___ Records provided ___
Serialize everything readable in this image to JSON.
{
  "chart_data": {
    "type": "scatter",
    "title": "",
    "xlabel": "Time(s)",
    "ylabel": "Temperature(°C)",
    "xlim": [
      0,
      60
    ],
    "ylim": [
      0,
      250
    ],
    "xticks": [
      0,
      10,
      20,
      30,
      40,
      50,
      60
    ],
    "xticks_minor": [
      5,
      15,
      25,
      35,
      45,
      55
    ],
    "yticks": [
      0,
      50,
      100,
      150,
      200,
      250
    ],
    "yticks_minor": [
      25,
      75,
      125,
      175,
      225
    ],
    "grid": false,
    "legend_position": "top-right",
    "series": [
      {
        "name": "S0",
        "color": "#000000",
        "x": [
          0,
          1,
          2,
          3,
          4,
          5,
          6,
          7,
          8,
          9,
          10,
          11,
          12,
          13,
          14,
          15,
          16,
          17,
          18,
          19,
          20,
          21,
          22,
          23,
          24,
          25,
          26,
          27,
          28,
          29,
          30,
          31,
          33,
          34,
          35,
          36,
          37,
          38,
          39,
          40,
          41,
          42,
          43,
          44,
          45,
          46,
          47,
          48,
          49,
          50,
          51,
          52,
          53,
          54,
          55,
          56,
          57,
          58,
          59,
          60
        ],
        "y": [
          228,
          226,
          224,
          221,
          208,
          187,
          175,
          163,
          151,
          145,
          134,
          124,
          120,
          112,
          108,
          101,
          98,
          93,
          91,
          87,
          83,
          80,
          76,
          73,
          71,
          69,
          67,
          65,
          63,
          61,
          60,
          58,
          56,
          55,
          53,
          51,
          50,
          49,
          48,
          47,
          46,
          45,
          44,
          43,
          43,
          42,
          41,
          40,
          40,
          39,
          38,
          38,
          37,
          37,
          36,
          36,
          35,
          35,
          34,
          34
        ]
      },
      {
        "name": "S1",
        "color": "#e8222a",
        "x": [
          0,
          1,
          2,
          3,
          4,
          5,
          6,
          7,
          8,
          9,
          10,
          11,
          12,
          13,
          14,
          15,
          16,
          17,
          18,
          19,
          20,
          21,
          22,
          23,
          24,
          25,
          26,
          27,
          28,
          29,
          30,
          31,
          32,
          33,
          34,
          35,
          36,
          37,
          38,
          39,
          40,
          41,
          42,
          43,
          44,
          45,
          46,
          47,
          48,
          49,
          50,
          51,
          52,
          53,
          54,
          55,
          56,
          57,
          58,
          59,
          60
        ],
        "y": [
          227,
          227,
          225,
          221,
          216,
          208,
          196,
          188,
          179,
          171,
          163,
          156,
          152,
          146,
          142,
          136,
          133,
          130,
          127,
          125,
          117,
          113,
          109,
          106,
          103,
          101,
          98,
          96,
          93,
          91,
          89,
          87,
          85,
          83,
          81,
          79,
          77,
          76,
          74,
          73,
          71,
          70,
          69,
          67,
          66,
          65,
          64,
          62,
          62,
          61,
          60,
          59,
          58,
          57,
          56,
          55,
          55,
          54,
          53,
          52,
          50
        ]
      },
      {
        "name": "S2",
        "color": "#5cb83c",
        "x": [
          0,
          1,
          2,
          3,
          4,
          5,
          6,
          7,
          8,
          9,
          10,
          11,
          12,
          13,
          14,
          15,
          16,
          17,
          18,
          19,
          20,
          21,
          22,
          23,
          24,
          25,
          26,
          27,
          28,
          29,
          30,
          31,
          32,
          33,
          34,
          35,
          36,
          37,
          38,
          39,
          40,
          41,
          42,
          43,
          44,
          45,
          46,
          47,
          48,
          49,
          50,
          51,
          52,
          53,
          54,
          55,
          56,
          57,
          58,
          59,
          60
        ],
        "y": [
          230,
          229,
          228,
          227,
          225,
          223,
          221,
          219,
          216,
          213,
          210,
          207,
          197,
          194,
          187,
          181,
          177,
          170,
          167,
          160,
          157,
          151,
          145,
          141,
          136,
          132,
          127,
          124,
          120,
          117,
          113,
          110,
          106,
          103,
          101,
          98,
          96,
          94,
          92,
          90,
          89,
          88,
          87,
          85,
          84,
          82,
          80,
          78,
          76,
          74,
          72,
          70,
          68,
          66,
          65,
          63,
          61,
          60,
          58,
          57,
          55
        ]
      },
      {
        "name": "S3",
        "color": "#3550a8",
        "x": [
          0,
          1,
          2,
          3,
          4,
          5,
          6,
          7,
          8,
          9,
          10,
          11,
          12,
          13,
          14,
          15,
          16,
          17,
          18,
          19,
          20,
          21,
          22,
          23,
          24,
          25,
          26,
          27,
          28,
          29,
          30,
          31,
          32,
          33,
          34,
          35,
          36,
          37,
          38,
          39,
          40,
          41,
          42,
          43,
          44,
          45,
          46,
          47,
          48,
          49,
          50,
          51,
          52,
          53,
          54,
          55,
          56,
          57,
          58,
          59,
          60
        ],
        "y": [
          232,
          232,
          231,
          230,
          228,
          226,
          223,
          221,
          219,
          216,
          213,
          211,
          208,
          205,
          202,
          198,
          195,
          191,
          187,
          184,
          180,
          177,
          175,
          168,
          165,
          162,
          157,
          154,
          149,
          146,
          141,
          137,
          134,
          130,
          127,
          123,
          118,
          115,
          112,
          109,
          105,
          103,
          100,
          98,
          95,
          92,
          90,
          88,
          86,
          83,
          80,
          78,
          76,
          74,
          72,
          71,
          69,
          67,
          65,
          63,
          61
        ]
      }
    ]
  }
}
___
- **Aim**: Reproduce the data in full, exactly as presented.

- **Reply to the exercise**:
Serialize everything readable in this image to JSON.
{
  "chart_data": {
    "type": "scatter",
    "title": "",
    "xlabel": "Time(s)",
    "ylabel": "Temperature(°C)",
    "xlim": [
      0,
      60
    ],
    "ylim": [
      0,
      250
    ],
    "xticks": [
      0,
      10,
      20,
      30,
      40,
      50,
      60
    ],
    "xticks_minor": [
      5,
      15,
      25,
      35,
      45,
      55
    ],
    "yticks": [
      0,
      50,
      100,
      150,
      200,
      250
    ],
    "yticks_minor": [
      25,
      75,
      125,
      175,
      225
    ],
    "grid": false,
    "legend_position": "top-right",
    "series": [
      {
        "name": "S0",
        "color": "#000000",
        "x": [
          0,
          1,
          2,
          3,
          4,
          5,
          6,
          7,
          8,
          9,
          10,
          11,
          12,
          13,
          14,
          15,
          16,
          17,
          18,
          19,
          20,
          21,
          22,
          23,
          24,
          25,
          26,
          27,
          28,
          29,
          30,
          31,
          33,
          34,
          35,
          36,
          37,
          38,
          39,
          40,
          41,
          42,
          43,
          44,
          45,
          46,
          47,
          48,
          49,
          50,
          51,
          52,
          53,
          54,
          55,
          56,
          57,
          58,
          59,
          60
        ],
        "y": [
          228,
          226,
          224,
          221,
          208,
          187,
          175,
          163,
          151,
          145,
          134,
          124,
          120,
          112,
          108,
          101,
          98,
          93,
          91,
          87,
          83,
          80,
          76,
          73,
          71,
          69,
          67,
          65,
          63,
          61,
          60,
          58,
          56,
          55,
          53,
          51,
          50,
          49,
          48,
          47,
          46,
          45,
          44,
          43,
          43,
          42,
          41,
          40,
          40,
          39,
          38,
          38,
          37,
          37,
          36,
          36,
          35,
          35,
          34,
          34
        ]
      },
      {
        "name": "S1",
        "color": "#e8222a",
        "x": [
          0,
          1,
          2,
          3,
          4,
          5,
          6,
          7,
          8,
          9,
          10,
          11,
          12,
          13,
          14,
          15,
          16,
          17,
          18,
          19,
          20,
          21,
          22,
          23,
          24,
          25,
          26,
          27,
          28,
          29,
          30,
          31,
          32,
          33,
          34,
          35,
          36,
          37,
          38,
          39,
          40,
          41,
          42,
          43,
          44,
          45,
          46,
          47,
          48,
          49,
          50,
          51,
          52,
          53,
          54,
          55,
          56,
          57,
          58,
          59,
          60
        ],
        "y": [
          227,
          227,
          225,
          221,
          216,
          208,
          196,
          188,
          179,
          171,
          163,
          156,
          152,
          146,
          142,
          136,
          133,
          130,
          127,
          125,
          117,
          113,
          109,
          106,
          103,
          101,
          98,
          96,
          93,
          91,
          89,
          87,
          85,
          83,
          81,
          79,
          77,
          76,
          74,
          73,
          71,
          70,
          69,
          67,
          66,
          65,
          64,
          62,
          62,
          61,
          60,
          59,
          58,
          57,
          56,
          55,
          55,
          54,
          53,
          52,
          50
        ]
      },
      {
        "name": "S2",
        "color": "#5cb83c",
        "x": [
          0,
          1,
          2,
          3,
          4,
          5,
          6,
          7,
          8,
          9,
          10,
          11,
          12,
          13,
          14,
          15,
          16,
          17,
          18,
          19,
          20,
          21,
          22,
          23,
          24,
          25,
          26,
          27,
          28,
          29,
          30,
          31,
          32,
          33,
          34,
          35,
          36,
          37,
          38,
          39,
          40,
          41,
          42,
          43,
          44,
          45,
          46,
          47,
          48,
          49,
          50,
          51,
          52,
          53,
          54,
          55,
          56,
          57,
          58,
          59,
          60
        ],
        "y": [
          230,
          229,
          228,
          227,
          225,
          223,
          221,
          219,
          216,
          213,
          210,
          207,
          197,
          194,
          187,
          181,
          177,
          170,
          167,
          160,
          157,
          151,
          145,
          141,
          136,
          132,
          127,
          124,
          120,
          117,
          113,
          110,
          106,
          103,
          101,
          98,
          96,
          94,
          92,
          90,
          89,
          88,
          87,
          85,
          84,
          82,
          80,
          78,
          76,
          74,
          72,
          70,
          68,
          66,
          65,
          63,
          61,
          60,
          58,
          57,
          55
        ]
      },
      {
        "name": "S3",
        "color": "#3550a8",
        "x": [
          0,
          1,
          2,
          3,
          4,
          5,
          6,
          7,
          8,
          9,
          10,
          11,
          12,
          13,
          14,
          15,
          16,
          17,
          18,
          19,
          20,
          21,
          22,
          23,
          24,
          25,
          26,
          27,
          28,
          29,
          30,
          31,
          32,
          33,
          34,
          35,
          36,
          37,
          38,
          39,
          40,
          41,
          42,
          43,
          44,
          45,
          46,
          47,
          48,
          49,
          50,
          51,
          52,
          53,
          54,
          55,
          56,
          57,
          58,
          59,
          60
        ],
        "y": [
          232,
          232,
          231,
          230,
          228,
          226,
          223,
          221,
          219,
          216,
          213,
          211,
          208,
          205,
          202,
          198,
          195,
          191,
          187,
          184,
          180,
          177,
          175,
          168,
          165,
          162,
          157,
          154,
          149,
          146,
          141,
          137,
          134,
          130,
          127,
          123,
          118,
          115,
          112,
          109,
          105,
          103,
          100,
          98,
          95,
          92,
          90,
          88,
          86,
          83,
          80,
          78,
          76,
          74,
          72,
          71,
          69,
          67,
          65,
          63,
          61
        ]
      }
    ]
  }
}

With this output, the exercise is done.